- What you should do
Report all lines in the records that hold the string "juni".

- Supplied data
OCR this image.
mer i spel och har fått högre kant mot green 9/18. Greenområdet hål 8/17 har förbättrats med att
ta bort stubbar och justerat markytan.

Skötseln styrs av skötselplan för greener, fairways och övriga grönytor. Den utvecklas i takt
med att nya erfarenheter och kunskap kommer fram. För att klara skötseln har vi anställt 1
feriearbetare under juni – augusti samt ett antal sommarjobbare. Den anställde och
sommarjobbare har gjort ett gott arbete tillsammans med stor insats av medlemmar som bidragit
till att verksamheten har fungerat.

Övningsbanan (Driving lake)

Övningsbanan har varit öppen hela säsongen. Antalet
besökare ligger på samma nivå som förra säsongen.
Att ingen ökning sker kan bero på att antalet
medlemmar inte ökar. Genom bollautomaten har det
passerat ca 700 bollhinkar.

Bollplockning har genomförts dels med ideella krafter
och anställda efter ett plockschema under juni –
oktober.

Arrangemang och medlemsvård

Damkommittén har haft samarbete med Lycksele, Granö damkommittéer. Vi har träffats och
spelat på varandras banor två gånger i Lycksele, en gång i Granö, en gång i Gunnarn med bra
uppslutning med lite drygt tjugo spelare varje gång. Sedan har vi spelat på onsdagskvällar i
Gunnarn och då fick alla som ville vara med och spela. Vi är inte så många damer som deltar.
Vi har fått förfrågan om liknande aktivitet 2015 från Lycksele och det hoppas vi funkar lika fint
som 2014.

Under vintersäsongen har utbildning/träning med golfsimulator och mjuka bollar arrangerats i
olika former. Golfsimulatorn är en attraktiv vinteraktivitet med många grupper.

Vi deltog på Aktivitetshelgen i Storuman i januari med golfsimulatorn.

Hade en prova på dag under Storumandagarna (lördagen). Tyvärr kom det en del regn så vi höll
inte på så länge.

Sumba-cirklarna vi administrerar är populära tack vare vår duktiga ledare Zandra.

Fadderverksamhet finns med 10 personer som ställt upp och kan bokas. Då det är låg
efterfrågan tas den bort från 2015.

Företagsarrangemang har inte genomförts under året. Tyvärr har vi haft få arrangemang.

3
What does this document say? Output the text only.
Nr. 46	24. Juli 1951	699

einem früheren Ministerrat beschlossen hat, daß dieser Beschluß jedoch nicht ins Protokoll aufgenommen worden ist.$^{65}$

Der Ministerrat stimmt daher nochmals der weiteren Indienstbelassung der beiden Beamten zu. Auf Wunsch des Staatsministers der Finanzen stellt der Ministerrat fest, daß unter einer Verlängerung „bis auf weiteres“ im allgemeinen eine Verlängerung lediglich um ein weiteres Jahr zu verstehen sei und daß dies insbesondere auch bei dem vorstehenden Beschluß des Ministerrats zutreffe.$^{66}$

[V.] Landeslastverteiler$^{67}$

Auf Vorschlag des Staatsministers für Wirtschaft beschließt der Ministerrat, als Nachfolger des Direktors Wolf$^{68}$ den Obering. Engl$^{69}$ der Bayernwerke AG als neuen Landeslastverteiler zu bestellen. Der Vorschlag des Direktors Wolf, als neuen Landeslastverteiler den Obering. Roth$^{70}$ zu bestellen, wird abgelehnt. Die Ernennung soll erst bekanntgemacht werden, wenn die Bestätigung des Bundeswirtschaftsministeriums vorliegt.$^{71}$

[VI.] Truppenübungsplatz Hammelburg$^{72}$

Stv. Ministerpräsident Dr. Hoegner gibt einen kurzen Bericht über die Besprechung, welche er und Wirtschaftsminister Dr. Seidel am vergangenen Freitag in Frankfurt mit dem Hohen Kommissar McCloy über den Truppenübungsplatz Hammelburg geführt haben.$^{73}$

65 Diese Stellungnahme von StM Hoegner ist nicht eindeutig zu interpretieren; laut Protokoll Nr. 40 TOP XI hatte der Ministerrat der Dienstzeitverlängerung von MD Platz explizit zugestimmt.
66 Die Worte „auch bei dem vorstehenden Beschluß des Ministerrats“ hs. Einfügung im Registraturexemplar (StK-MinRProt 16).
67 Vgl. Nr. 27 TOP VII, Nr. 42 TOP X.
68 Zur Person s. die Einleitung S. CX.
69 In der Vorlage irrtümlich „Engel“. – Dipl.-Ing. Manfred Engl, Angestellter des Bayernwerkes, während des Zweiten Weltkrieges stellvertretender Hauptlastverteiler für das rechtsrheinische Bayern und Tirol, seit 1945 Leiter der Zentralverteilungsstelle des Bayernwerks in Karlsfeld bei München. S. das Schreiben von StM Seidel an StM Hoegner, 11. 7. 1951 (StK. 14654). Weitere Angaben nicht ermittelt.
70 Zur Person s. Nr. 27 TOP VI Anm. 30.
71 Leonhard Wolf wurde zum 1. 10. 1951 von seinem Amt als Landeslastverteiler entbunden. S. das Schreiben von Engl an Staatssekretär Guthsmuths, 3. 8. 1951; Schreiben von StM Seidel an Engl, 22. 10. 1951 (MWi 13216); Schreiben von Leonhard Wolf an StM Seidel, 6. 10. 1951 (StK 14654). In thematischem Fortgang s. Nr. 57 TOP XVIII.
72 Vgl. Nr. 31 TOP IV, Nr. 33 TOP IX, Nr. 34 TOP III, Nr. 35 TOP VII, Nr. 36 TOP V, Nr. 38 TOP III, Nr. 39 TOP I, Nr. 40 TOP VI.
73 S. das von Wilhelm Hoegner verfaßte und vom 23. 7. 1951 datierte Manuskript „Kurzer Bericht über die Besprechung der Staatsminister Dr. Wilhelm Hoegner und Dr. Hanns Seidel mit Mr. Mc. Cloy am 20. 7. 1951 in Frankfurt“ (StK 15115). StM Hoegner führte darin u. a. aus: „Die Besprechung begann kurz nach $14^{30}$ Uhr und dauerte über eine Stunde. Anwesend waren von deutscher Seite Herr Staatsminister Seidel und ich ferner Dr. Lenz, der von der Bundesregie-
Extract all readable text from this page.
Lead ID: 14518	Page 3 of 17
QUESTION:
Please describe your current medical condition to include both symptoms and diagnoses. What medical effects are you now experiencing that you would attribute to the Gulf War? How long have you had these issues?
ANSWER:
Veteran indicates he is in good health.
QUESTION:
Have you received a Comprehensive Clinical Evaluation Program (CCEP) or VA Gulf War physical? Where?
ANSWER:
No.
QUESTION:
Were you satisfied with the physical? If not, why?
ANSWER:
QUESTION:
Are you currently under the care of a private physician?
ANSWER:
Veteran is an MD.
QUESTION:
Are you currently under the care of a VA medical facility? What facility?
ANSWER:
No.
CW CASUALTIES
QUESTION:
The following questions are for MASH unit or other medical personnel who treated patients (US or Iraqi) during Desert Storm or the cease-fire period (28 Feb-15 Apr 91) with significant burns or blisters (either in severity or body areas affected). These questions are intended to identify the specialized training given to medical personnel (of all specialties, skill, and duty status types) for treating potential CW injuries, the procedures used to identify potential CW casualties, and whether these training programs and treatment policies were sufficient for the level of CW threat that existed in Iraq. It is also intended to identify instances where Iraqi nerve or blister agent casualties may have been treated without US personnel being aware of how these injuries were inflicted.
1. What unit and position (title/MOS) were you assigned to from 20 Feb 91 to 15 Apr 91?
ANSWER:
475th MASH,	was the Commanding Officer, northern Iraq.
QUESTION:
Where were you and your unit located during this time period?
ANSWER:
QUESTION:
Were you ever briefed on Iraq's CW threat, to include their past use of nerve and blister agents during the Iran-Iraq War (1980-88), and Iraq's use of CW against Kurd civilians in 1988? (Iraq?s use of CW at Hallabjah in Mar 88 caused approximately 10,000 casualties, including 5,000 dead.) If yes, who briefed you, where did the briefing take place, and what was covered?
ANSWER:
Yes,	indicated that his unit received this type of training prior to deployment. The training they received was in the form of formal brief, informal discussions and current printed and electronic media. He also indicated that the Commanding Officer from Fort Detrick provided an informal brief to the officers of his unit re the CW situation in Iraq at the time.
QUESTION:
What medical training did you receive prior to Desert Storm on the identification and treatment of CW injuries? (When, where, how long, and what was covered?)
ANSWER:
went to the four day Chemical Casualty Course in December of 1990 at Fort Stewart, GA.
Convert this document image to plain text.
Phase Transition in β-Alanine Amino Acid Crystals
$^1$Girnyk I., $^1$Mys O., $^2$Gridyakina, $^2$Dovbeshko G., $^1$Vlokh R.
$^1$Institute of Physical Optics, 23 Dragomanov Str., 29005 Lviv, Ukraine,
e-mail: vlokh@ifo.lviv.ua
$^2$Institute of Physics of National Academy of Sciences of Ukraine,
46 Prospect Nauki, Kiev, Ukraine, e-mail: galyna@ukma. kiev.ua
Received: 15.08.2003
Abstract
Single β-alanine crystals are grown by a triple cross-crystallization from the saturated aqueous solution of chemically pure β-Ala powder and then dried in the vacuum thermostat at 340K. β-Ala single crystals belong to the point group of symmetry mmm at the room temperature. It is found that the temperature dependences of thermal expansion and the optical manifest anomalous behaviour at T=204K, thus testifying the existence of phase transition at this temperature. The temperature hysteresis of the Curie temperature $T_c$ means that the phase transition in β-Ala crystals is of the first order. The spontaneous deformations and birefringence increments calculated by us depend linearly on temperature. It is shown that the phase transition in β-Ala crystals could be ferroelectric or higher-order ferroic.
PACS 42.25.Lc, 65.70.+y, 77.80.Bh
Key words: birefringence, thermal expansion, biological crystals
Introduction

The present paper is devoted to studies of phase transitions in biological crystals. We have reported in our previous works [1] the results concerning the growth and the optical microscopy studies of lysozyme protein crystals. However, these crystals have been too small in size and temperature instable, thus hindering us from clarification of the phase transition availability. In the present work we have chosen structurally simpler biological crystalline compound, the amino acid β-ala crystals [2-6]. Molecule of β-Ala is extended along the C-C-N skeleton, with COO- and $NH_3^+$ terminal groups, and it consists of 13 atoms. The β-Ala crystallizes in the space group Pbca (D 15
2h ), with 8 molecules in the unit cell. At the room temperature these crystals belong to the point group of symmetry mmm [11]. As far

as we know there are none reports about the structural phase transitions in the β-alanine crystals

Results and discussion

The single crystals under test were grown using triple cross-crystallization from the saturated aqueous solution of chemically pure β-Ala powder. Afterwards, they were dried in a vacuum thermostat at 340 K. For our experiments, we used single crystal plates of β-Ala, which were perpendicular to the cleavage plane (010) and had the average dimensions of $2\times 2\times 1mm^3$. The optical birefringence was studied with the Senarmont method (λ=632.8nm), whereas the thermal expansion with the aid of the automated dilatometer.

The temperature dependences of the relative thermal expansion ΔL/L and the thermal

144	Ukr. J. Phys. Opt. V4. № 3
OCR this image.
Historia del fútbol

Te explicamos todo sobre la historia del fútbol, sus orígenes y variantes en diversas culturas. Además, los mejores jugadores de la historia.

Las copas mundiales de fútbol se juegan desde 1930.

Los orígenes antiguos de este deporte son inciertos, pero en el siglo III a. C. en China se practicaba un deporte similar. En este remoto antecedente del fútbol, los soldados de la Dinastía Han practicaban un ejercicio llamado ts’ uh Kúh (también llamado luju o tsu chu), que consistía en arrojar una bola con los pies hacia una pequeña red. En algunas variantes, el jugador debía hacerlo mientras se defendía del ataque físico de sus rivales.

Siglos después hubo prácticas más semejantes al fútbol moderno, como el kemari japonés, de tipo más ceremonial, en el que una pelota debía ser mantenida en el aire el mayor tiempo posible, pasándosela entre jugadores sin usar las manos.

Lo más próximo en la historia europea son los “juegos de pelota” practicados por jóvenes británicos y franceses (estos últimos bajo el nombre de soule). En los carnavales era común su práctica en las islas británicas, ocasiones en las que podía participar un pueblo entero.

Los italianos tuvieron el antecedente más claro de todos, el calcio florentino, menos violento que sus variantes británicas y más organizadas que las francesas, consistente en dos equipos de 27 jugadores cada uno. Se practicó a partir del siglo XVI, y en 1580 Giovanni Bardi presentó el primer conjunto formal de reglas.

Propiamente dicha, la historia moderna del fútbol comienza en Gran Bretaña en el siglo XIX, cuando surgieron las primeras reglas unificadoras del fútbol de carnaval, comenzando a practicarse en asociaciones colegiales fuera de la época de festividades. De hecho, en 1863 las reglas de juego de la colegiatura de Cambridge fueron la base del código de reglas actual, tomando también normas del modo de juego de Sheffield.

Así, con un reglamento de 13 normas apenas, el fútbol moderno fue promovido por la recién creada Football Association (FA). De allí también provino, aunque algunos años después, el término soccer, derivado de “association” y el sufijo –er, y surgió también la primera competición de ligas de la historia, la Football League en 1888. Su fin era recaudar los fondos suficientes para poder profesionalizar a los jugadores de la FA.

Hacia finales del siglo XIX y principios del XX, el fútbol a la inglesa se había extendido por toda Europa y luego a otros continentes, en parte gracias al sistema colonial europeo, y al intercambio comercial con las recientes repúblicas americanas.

- Output below
feriearbetare under juni – augusti samt ett antal sommarjobbare. Den anställde och
och anställda efter ett plockschema under juni –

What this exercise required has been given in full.